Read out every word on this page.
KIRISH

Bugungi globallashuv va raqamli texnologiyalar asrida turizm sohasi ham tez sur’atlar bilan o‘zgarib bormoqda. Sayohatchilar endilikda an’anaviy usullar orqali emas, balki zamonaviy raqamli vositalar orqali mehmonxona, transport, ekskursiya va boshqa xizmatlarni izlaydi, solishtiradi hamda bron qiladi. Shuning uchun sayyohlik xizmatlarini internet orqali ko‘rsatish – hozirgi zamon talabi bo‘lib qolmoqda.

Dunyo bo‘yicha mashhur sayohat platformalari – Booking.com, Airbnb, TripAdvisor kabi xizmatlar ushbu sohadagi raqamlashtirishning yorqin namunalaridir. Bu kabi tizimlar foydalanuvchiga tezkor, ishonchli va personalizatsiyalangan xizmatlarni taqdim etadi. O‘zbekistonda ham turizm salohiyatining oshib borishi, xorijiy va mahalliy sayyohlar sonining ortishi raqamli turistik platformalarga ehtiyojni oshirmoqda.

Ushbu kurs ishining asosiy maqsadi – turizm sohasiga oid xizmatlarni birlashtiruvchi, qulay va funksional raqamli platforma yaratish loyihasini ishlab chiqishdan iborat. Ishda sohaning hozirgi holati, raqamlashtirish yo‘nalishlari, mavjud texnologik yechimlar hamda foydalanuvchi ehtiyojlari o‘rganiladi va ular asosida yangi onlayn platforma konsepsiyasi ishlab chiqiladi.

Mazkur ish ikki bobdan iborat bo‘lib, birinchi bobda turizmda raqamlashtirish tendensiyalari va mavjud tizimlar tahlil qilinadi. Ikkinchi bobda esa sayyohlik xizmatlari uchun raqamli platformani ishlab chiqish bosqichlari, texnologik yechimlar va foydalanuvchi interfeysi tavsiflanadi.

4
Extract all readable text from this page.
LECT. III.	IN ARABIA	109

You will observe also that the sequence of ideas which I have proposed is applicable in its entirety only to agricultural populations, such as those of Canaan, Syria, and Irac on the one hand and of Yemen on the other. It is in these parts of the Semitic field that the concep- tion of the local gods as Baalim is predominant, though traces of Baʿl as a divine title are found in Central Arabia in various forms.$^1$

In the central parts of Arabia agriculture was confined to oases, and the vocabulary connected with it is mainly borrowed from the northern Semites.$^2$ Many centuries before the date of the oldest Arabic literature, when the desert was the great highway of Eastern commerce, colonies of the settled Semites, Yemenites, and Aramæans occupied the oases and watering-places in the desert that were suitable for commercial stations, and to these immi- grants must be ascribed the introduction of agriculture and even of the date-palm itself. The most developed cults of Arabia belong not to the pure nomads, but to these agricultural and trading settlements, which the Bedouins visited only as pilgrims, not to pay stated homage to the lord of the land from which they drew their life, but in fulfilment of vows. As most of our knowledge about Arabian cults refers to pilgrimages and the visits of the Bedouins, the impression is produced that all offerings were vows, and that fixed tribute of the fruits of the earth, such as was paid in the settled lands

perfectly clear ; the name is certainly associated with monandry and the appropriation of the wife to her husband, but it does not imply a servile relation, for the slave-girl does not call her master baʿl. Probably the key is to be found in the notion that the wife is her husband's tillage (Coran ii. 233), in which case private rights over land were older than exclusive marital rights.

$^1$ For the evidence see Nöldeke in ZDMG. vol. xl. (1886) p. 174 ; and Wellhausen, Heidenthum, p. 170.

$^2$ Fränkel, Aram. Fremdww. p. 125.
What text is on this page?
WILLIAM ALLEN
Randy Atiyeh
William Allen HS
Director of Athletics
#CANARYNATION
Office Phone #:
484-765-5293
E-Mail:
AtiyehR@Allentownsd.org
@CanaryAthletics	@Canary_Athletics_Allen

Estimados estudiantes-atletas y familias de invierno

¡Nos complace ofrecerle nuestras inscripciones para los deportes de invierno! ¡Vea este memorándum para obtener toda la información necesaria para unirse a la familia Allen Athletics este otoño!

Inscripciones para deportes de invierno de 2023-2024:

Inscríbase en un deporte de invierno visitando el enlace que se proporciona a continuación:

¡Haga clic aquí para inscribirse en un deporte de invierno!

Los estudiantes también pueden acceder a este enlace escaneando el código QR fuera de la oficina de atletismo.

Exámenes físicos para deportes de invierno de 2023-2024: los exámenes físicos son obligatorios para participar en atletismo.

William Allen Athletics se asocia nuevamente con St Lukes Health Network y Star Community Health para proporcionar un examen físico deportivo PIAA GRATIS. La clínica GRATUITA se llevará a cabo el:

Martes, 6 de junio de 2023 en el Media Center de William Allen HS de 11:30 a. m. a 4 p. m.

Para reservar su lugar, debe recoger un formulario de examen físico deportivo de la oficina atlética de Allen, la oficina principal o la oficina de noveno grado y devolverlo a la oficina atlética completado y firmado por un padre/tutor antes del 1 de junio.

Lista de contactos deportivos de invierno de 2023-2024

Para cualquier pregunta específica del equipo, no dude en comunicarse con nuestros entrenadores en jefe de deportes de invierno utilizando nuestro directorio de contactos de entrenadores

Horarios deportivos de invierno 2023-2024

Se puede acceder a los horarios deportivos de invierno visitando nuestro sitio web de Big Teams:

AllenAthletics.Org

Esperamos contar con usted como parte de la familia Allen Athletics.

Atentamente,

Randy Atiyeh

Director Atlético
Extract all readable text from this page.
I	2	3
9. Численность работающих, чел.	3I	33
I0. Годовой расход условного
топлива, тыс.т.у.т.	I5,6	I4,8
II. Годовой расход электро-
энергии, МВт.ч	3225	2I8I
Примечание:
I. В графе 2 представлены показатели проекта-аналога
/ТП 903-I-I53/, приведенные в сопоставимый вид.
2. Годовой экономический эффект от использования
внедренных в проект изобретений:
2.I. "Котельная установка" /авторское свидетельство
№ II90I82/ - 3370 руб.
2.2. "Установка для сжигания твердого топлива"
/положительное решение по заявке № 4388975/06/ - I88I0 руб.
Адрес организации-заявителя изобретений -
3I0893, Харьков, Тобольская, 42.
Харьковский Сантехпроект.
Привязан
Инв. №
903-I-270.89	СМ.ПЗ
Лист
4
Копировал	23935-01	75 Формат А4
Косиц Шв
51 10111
☆ ☆ ☆ ☆ ☆
* [Exercise brief] Output the full listing exactly as it stands.

* [Answer below]
Read out every word on this page.
KIRISH

Bugungi globallashuv va raqamli texnologiyalar asrida turizm sohasi ham tez sur’atlar bilan o‘zgarib bormoqda. Sayohatchilar endilikda an’anaviy usullar orqali emas, balki zamonaviy raqamli vositalar orqali mehmonxona, transport, ekskursiya va boshqa xizmatlarni izlaydi, solishtiradi hamda bron qiladi. Shuning uchun sayyohlik xizmatlarini internet orqali ko‘rsatish – hozirgi zamon talabi bo‘lib qolmoqda.

Dunyo bo‘yicha mashhur sayohat platformalari – Booking.com, Airbnb, TripAdvisor kabi xizmatlar ushbu sohadagi raqamlashtirishning yorqin namunalaridir. Bu kabi tizimlar foydalanuvchiga tezkor, ishonchli va personalizatsiyalangan xizmatlarni taqdim etadi. O‘zbekistonda ham turizm salohiyatining oshib borishi, xorijiy va mahalliy sayyohlar sonining ortishi raqamli turistik platformalarga ehtiyojni oshirmoqda.

Ushbu kurs ishining asosiy maqsadi – turizm sohasiga oid xizmatlarni birlashtiruvchi, qulay va funksional raqamli platforma yaratish loyihasini ishlab chiqishdan iborat. Ishda sohaning hozirgi holati, raqamlashtirish yo‘nalishlari, mavjud texnologik yechimlar hamda foydalanuvchi ehtiyojlari o‘rganiladi va ular asosida yangi onlayn platforma konsepsiyasi ishlab chiqiladi.

Mazkur ish ikki bobdan iborat bo‘lib, birinchi bobda turizmda raqamlashtirish tendensiyalari va mavjud tizimlar tahlil qilinadi. Ikkinchi bobda esa sayyohlik xizmatlari uchun raqamli platformani ishlab chiqish bosqichlari, texnologik yechimlar va foydalanuvchi interfeysi tavsiflanadi.

4
Extract all readable text from this page.
LECT. III.	IN ARABIA	109

You will observe also that the sequence of ideas which I have proposed is applicable in its entirety only to agricultural populations, such as those of Canaan, Syria, and Irac on the one hand and of Yemen on the other. It is in these parts of the Semitic field that the concep- tion of the local gods as Baalim is predominant, though traces of Baʿl as a divine title are found in Central Arabia in various forms.$^1$

In the central parts of Arabia agriculture was confined to oases, and the vocabulary connected with it is mainly borrowed from the northern Semites.$^2$ Many centuries before the date of the oldest Arabic literature, when the desert was the great highway of Eastern commerce, colonies of the settled Semites, Yemenites, and Aramæans occupied the oases and watering-places in the desert that were suitable for commercial stations, and to these immi- grants must be ascribed the introduction of agriculture and even of the date-palm itself. The most developed cults of Arabia belong not to the pure nomads, but to these agricultural and trading settlements, which the Bedouins visited only as pilgrims, not to pay stated homage to the lord of the land from which they drew their life, but in fulfilment of vows. As most of our knowledge about Arabian cults refers to pilgrimages and the visits of the Bedouins, the impression is produced that all offerings were vows, and that fixed tribute of the fruits of the earth, such as was paid in the settled lands

perfectly clear ; the name is certainly associated with monandry and the appropriation of the wife to her husband, but it does not imply a servile relation, for the slave-girl does not call her master baʿl. Probably the key is to be found in the notion that the wife is her husband's tillage (Coran ii. 233), in which case private rights over land were older than exclusive marital rights.

$^1$ For the evidence see Nöldeke in ZDMG. vol. xl. (1886) p. 174 ; and Wellhausen, Heidenthum, p. 170.

$^2$ Fränkel, Aram. Fremdww. p. 125.
What text is on this page?
WILLIAM ALLEN
Randy Atiyeh
William Allen HS
Director of Athletics
#CANARYNATION
Office Phone #:
484-765-5293
E-Mail:
AtiyehR@Allentownsd.org
@CanaryAthletics	@Canary_Athletics_Allen

Estimados estudiantes-atletas y familias de invierno

¡Nos complace ofrecerle nuestras inscripciones para los deportes de invierno! ¡Vea este memorándum para obtener toda la información necesaria para unirse a la familia Allen Athletics este otoño!

Inscripciones para deportes de invierno de 2023-2024:

Inscríbase en un deporte de invierno visitando el enlace que se proporciona a continuación:

¡Haga clic aquí para inscribirse en un deporte de invierno!

Los estudiantes también pueden acceder a este enlace escaneando el código QR fuera de la oficina de atletismo.

Exámenes físicos para deportes de invierno de 2023-2024: los exámenes físicos son obligatorios para participar en atletismo.

William Allen Athletics se asocia nuevamente con St Lukes Health Network y Star Community Health para proporcionar un examen físico deportivo PIAA GRATIS. La clínica GRATUITA se llevará a cabo el:

Martes, 6 de junio de 2023 en el Media Center de William Allen HS de 11:30 a. m. a 4 p. m.

Para reservar su lugar, debe recoger un formulario de examen físico deportivo de la oficina atlética de Allen, la oficina principal o la oficina de noveno grado y devolverlo a la oficina atlética completado y firmado por un padre/tutor antes del 1 de junio.

Lista de contactos deportivos de invierno de 2023-2024

Para cualquier pregunta específica del equipo, no dude en comunicarse con nuestros entrenadores en jefe de deportes de invierno utilizando nuestro directorio de contactos de entrenadores

Horarios deportivos de invierno 2023-2024

Se puede acceder a los horarios deportivos de invierno visitando nuestro sitio web de Big Teams:

AllenAthletics.Org

Esperamos contar con usted como parte de la familia Allen Athletics.

Atentamente,

Randy Atiyeh

Director Atlético
Extract all readable text from this page.
I	2	3
9. Численность работающих, чел.	3I	33
I0. Годовой расход условного
топлива, тыс.т.у.т.	I5,6	I4,8
II. Годовой расход электро-
энергии, МВт.ч	3225	2I8I
Примечание:
I. В графе 2 представлены показатели проекта-аналога
/ТП 903-I-I53/, приведенные в сопоставимый вид.
2. Годовой экономический эффект от использования
внедренных в проект изобретений:
2.I. "Котельная установка" /авторское свидетельство
№ II90I82/ - 3370 руб.
2.2. "Установка для сжигания твердого топлива"
/положительное решение по заявке № 4388975/06/ - I88I0 руб.
Адрес организации-заявителя изобретений -
3I0893, Харьков, Тобольская, 42.
Харьковский Сантехпроект.
Привязан
Инв. №
903-I-270.89	СМ.ПЗ
Лист
4
Копировал	23935-01	75 Формат А4
Косиц Шв
51 10111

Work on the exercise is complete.